• [What you will do]:
In full and without alteration, repeat the material.

** begin Exercise material **

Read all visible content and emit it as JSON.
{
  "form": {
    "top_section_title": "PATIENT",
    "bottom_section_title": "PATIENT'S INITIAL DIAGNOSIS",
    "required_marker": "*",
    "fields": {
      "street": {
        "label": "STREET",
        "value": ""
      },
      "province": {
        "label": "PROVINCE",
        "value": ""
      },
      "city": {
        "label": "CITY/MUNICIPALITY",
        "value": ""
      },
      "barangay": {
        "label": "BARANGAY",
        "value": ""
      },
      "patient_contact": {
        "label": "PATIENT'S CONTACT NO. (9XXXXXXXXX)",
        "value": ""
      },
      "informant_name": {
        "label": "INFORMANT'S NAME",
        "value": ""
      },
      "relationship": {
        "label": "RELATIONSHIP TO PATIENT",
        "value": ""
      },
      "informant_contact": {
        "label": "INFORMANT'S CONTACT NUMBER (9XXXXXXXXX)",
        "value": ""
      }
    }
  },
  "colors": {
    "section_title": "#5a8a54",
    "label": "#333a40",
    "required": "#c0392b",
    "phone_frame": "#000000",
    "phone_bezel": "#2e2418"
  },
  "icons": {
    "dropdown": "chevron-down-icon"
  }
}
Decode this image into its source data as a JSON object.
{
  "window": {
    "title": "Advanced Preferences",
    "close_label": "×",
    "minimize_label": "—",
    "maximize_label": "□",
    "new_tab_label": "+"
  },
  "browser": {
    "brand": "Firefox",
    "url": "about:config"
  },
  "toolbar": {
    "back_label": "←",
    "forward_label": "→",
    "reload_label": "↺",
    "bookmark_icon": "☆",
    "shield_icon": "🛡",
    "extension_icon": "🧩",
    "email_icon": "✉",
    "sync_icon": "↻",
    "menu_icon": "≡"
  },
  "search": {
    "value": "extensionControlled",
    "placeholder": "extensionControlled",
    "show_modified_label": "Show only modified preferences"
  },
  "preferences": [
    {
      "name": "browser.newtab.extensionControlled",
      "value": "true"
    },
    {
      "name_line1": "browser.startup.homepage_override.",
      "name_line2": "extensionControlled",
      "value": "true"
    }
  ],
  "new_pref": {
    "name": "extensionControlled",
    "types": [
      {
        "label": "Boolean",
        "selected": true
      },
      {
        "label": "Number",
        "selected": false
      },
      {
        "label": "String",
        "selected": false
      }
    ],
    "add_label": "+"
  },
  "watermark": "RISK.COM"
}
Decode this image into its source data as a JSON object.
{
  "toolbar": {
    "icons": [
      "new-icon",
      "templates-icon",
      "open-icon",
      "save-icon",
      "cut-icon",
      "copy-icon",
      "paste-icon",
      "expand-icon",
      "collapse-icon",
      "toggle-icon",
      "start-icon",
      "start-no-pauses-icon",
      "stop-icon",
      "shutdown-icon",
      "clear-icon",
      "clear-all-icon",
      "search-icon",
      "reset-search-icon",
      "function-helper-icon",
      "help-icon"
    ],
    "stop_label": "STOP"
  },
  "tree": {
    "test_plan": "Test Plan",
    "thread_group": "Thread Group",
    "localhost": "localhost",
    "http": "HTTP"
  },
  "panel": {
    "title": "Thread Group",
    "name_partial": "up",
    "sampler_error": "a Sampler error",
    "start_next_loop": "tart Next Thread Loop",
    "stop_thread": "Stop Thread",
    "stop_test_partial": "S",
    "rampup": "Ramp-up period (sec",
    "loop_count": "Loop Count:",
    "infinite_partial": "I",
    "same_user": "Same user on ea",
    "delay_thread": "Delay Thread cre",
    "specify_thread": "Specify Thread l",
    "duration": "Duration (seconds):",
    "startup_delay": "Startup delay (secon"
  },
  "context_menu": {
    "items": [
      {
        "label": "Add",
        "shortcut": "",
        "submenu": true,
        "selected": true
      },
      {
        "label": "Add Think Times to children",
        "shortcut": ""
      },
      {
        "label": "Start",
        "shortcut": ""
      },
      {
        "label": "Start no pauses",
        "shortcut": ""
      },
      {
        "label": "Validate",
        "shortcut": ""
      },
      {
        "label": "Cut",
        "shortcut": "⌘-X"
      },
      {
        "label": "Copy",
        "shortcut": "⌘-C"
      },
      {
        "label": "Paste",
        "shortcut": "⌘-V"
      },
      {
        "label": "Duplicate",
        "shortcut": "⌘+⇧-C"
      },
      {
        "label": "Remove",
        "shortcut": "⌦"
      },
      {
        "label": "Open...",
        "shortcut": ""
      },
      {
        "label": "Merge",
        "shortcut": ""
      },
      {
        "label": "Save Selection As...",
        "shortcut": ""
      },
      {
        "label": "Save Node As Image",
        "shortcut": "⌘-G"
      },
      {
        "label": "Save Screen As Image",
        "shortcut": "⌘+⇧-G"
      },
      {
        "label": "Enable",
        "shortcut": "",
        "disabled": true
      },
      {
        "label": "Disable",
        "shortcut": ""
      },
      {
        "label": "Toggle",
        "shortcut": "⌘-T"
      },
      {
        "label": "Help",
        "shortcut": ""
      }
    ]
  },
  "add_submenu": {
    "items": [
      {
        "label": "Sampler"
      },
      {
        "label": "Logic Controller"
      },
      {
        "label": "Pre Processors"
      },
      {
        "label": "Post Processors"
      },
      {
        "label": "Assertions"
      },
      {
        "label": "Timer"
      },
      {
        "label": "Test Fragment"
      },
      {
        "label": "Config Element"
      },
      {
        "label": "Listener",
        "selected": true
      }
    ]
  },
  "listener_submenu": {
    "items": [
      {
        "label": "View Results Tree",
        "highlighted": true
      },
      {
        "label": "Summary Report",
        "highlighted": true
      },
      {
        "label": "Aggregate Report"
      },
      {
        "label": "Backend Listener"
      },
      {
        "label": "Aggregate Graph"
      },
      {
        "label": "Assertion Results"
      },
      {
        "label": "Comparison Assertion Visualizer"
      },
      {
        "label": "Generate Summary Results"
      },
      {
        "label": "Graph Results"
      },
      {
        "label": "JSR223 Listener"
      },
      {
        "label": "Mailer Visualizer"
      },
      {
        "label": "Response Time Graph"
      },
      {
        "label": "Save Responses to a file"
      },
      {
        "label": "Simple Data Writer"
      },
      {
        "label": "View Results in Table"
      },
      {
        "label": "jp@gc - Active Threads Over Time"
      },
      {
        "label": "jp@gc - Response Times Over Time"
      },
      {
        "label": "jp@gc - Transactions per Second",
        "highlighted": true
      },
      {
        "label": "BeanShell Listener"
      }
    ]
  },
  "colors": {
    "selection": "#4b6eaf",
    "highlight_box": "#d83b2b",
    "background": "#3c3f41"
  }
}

** end Exercise material **

• [Solved exercise]:
Read all visible content and emit it as JSON.
{
  "form": {
    "top_section_title": "PATIENT",
    "bottom_section_title": "PATIENT'S INITIAL DIAGNOSIS",
    "required_marker": "*",
    "fields": {
      "street": {
        "label": "STREET",
        "value": ""
      },
      "province": {
        "label": "PROVINCE",
        "value": ""
      },
      "city": {
        "label": "CITY/MUNICIPALITY",
        "value": ""
      },
      "barangay": {
        "label": "BARANGAY",
        "value": ""
      },
      "patient_contact": {
        "label": "PATIENT'S CONTACT NO. (9XXXXXXXXX)",
        "value": ""
      },
      "informant_name": {
        "label": "INFORMANT'S NAME",
        "value": ""
      },
      "relationship": {
        "label": "RELATIONSHIP TO PATIENT",
        "value": ""
      },
      "informant_contact": {
        "label": "INFORMANT'S CONTACT NUMBER (9XXXXXXXXX)",
        "value": ""
      }
    }
  },
  "colors": {
    "section_title": "#5a8a54",
    "label": "#333a40",
    "required": "#c0392b",
    "phone_frame": "#000000",
    "phone_bezel": "#2e2418"
  },
  "icons": {
    "dropdown": "chevron-down-icon"
  }
}
Decode this image into its source data as a JSON object.
{
  "window": {
    "title": "Advanced Preferences",
    "close_label": "×",
    "minimize_label": "—",
    "maximize_label": "□",
    "new_tab_label": "+"
  },
  "browser": {
    "brand": "Firefox",
    "url": "about:config"
  },
  "toolbar": {
    "back_label": "←",
    "forward_label": "→",
    "reload_label": "↺",
    "bookmark_icon": "☆",
    "shield_icon": "🛡",
    "extension_icon": "🧩",
    "email_icon": "✉",
    "sync_icon": "↻",
    "menu_icon": "≡"
  },
  "search": {
    "value": "extensionControlled",
    "placeholder": "extensionControlled",
    "show_modified_label": "Show only modified preferences"
  },
  "preferences": [
    {
      "name": "browser.newtab.extensionControlled",
      "value": "true"
    },
    {
      "name_line1": "browser.startup.homepage_override.",
      "name_line2": "extensionControlled",
      "value": "true"
    }
  ],
  "new_pref": {
    "name": "extensionControlled",
    "types": [
      {
        "label": "Boolean",
        "selected": true
      },
      {
        "label": "Number",
        "selected": false
      },
      {
        "label": "String",
        "selected": false
      }
    ],
    "add_label": "+"
  },
  "watermark": "RISK.COM"
}
Decode this image into its source data as a JSON object.
{
  "toolbar": {
    "icons": [
      "new-icon",
      "templates-icon",
      "open-icon",
      "save-icon",
      "cut-icon",
      "copy-icon",
      "paste-icon",
      "expand-icon",
      "collapse-icon",
      "toggle-icon",
      "start-icon",
      "start-no-pauses-icon",
      "stop-icon",
      "shutdown-icon",
      "clear-icon",
      "clear-all-icon",
      "search-icon",
      "reset-search-icon",
      "function-helper-icon",
      "help-icon"
    ],
    "stop_label": "STOP"
  },
  "tree": {
    "test_plan": "Test Plan",
    "thread_group": "Thread Group",
    "localhost": "localhost",
    "http": "HTTP"
  },
  "panel": {
    "title": "Thread Group",
    "name_partial": "up",
    "sampler_error": "a Sampler error",
    "start_next_loop": "tart Next Thread Loop",
    "stop_thread": "Stop Thread",
    "stop_test_partial": "S",
    "rampup": "Ramp-up period (sec",
    "loop_count": "Loop Count:",
    "infinite_partial": "I",
    "same_user": "Same user on ea",
    "delay_thread": "Delay Thread cre",
    "specify_thread": "Specify Thread l",
    "duration": "Duration (seconds):",
    "startup_delay": "Startup delay (secon"
  },
  "context_menu": {
    "items": [
      {
        "label": "Add",
        "shortcut": "",
        "submenu": true,
        "selected": true
      },
      {
        "label": "Add Think Times to children",
        "shortcut": ""
      },
      {
        "label": "Start",
        "shortcut": ""
      },
      {
        "label": "Start no pauses",
        "shortcut": ""
      },
      {
        "label": "Validate",
        "shortcut": ""
      },
      {
        "label": "Cut",
        "shortcut": "⌘-X"
      },
      {
        "label": "Copy",
        "shortcut": "⌘-C"
      },
      {
        "label": "Paste",
        "shortcut": "⌘-V"
      },
      {
        "label": "Duplicate",
        "shortcut": "⌘+⇧-C"
      },
      {
        "label": "Remove",
        "shortcut": "⌦"
      },
      {
        "label": "Open...",
        "shortcut": ""
      },
      {
        "label": "Merge",
        "shortcut": ""
      },
      {
        "label": "Save Selection As...",
        "shortcut": ""
      },
      {
        "label": "Save Node As Image",
        "shortcut": "⌘-G"
      },
      {
        "label": "Save Screen As Image",
        "shortcut": "⌘+⇧-G"
      },
      {
        "label": "Enable",
        "shortcut": "",
        "disabled": true
      },
      {
        "label": "Disable",
        "shortcut": ""
      },
      {
        "label": "Toggle",
        "shortcut": "⌘-T"
      },
      {
        "label": "Help",
        "shortcut": ""
      }
    ]
  },
  "add_submenu": {
    "items": [
      {
        "label": "Sampler"
      },
      {
        "label": "Logic Controller"
      },
      {
        "label": "Pre Processors"
      },
      {
        "label": "Post Processors"
      },
      {
        "label": "Assertions"
      },
      {
        "label": "Timer"
      },
      {
        "label": "Test Fragment"
      },
      {
        "label": "Config Element"
      },
      {
        "label": "Listener",
        "selected": true
      }
    ]
  },
  "listener_submenu": {
    "items": [
      {
        "label": "View Results Tree",
        "highlighted": true
      },
      {
        "label": "Summary Report",
        "highlighted": true
      },
      {
        "label": "Aggregate Report"
      },
      {
        "label": "Backend Listener"
      },
      {
        "label": "Aggregate Graph"
      },
      {
        "label": "Assertion Results"
      },
      {
        "label": "Comparison Assertion Visualizer"
      },
      {
        "label": "Generate Summary Results"
      },
      {
        "label": "Graph Results"
      },
      {
        "label": "JSR223 Listener"
      },
      {
        "label": "Mailer Visualizer"
      },
      {
        "label": "Response Time Graph"
      },
      {
        "label": "Save Responses to a file"
      },
      {
        "label": "Simple Data Writer"
      },
      {
        "label": "View Results in Table"
      },
      {
        "label": "jp@gc - Active Threads Over Time"
      },
      {
        "label": "jp@gc - Response Times Over Time"
      },
      {
        "label": "jp@gc - Transactions per Second",
        "highlighted": true
      },
      {
        "label": "BeanShell Listener"
      }
    ]
  },
  "colors": {
    "selection": "#4b6eaf",
    "highlight_box": "#d83b2b",
    "background": "#3c3f41"
  }
}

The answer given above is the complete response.